## What you will do
Would you set down every entry shown below, precisely as written?
═════ Given records
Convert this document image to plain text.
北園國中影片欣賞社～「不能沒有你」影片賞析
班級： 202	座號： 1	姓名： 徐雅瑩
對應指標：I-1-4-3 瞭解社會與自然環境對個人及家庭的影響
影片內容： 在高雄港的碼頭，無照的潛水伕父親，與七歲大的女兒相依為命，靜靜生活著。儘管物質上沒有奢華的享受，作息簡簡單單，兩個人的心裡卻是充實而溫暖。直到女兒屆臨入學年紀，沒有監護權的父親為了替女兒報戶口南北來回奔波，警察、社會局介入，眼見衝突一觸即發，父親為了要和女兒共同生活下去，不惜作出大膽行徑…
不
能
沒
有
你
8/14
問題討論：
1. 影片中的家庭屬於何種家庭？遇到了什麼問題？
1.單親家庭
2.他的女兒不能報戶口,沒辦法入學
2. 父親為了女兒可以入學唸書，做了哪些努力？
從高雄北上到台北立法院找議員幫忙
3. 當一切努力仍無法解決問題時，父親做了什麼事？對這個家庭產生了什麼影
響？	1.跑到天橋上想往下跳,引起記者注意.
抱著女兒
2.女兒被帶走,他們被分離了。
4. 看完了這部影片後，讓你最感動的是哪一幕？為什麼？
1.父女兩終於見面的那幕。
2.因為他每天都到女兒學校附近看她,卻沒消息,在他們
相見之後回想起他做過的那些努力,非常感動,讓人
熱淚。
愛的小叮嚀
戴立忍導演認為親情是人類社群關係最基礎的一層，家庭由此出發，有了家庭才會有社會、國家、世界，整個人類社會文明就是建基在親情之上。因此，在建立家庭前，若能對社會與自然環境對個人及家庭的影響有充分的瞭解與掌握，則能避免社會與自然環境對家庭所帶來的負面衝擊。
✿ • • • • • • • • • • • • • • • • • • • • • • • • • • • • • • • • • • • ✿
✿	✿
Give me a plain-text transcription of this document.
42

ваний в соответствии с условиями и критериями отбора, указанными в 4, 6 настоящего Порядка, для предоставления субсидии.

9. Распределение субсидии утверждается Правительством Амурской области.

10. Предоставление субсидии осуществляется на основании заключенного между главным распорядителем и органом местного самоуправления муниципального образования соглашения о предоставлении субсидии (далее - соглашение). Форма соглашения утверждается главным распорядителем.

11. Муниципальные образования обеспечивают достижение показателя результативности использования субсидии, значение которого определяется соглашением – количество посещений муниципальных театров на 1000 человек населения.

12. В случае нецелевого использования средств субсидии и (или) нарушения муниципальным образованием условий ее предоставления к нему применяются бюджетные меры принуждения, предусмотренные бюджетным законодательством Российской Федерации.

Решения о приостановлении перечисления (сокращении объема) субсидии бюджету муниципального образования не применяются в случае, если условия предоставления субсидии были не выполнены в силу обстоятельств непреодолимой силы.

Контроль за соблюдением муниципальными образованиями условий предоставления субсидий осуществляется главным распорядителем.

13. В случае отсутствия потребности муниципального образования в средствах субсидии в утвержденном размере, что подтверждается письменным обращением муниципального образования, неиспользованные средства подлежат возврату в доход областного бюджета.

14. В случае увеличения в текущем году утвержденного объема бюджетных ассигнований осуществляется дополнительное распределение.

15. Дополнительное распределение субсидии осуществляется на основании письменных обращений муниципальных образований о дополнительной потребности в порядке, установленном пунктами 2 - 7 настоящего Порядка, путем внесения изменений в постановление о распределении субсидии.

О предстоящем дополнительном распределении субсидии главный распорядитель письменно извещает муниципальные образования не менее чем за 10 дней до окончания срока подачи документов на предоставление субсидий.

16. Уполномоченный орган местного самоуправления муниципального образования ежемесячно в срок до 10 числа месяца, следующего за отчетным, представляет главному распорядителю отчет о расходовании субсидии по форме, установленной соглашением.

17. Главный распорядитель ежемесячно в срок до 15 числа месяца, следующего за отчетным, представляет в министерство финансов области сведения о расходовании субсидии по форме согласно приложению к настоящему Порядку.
══════════
## Output of the exercise
Convert this document image to plain text.
北園國中影片欣賞社～「不能沒有你」影片賞析
班級： 202	座號： 1	姓名： 徐雅瑩
對應指標：I-1-4-3 瞭解社會與自然環境對個人及家庭的影響
影片內容： 在高雄港的碼頭，無照的潛水伕父親，與七歲大的女兒相依為命，靜靜生活著。儘管物質上沒有奢華的享受，作息簡簡單單，兩個人的心裡卻是充實而溫暖。直到女兒屆臨入學年紀，沒有監護權的父親為了替女兒報戶口南北來回奔波，警察、社會局介入，眼見衝突一觸即發，父親為了要和女兒共同生活下去，不惜作出大膽行徑…
不
能
沒
有
你
8/14
問題討論：
1. 影片中的家庭屬於何種家庭？遇到了什麼問題？
1.單親家庭
2.他的女兒不能報戶口,沒辦法入學
2. 父親為了女兒可以入學唸書，做了哪些努力？
從高雄北上到台北立法院找議員幫忙
3. 當一切努力仍無法解決問題時，父親做了什麼事？對這個家庭產生了什麼影
響？	1.跑到天橋上想往下跳,引起記者注意.
抱著女兒
2.女兒被帶走,他們被分離了。
4. 看完了這部影片後，讓你最感動的是哪一幕？為什麼？
1.父女兩終於見面的那幕。
2.因為他每天都到女兒學校附近看她,卻沒消息,在他們
相見之後回想起他做過的那些努力,非常感動,讓人
熱淚。
愛的小叮嚀
戴立忍導演認為親情是人類社群關係最基礎的一層，家庭由此出發，有了家庭才會有社會、國家、世界，整個人類社會文明就是建基在親情之上。因此，在建立家庭前，若能對社會與自然環境對個人及家庭的影響有充分的瞭解與掌握，則能避免社會與自然環境對家庭所帶來的負面衝擊。
✿ • • • • • • • • • • • • • • • • • • • • • • • • • • • • • • • • • • • ✿
✿	✿
Give me a plain-text transcription of this document.
42

ваний в соответствии с условиями и критериями отбора, указанными в 4, 6 настоящего Порядка, для предоставления субсидии.

9. Распределение субсидии утверждается Правительством Амурской области.

10. Предоставление субсидии осуществляется на основании заключенного между главным распорядителем и органом местного самоуправления муниципального образования соглашения о предоставлении субсидии (далее - соглашение). Форма соглашения утверждается главным распорядителем.

11. Муниципальные образования обеспечивают достижение показателя результативности использования субсидии, значение которого определяется соглашением – количество посещений муниципальных театров на 1000 человек населения.

12. В случае нецелевого использования средств субсидии и (или) нарушения муниципальным образованием условий ее предоставления к нему применяются бюджетные меры принуждения, предусмотренные бюджетным законодательством Российской Федерации.

Решения о приостановлении перечисления (сокращении объема) субсидии бюджету муниципального образования не применяются в случае, если условия предоставления субсидии были не выполнены в силу обстоятельств непреодолимой силы.

Контроль за соблюдением муниципальными образованиями условий предоставления субсидий осуществляется главным распорядителем.

13. В случае отсутствия потребности муниципального образования в средствах субсидии в утвержденном размере, что подтверждается письменным обращением муниципального образования, неиспользованные средства подлежат возврату в доход областного бюджета.

14. В случае увеличения в текущем году утвержденного объема бюджетных ассигнований осуществляется дополнительное распределение.

15. Дополнительное распределение субсидии осуществляется на основании письменных обращений муниципальных образований о дополнительной потребности в порядке, установленном пунктами 2 - 7 настоящего Порядка, путем внесения изменений в постановление о распределении субсидии.

О предстоящем дополнительном распределении субсидии главный распорядитель письменно извещает муниципальные образования не менее чем за 10 дней до окончания срока подачи документов на предоставление субсидий.

16. Уполномоченный орган местного самоуправления муниципального образования ежемесячно в срок до 10 числа месяца, следующего за отчетным, представляет главному распорядителю отчет о расходовании субсидии по форме, установленной соглашением.

17. Главный распорядитель ежемесячно в срок до 15 числа месяца, следующего за отчетным, представляет в министерство финансов области сведения о расходовании субсидии по форме согласно приложению к настоящему Порядку.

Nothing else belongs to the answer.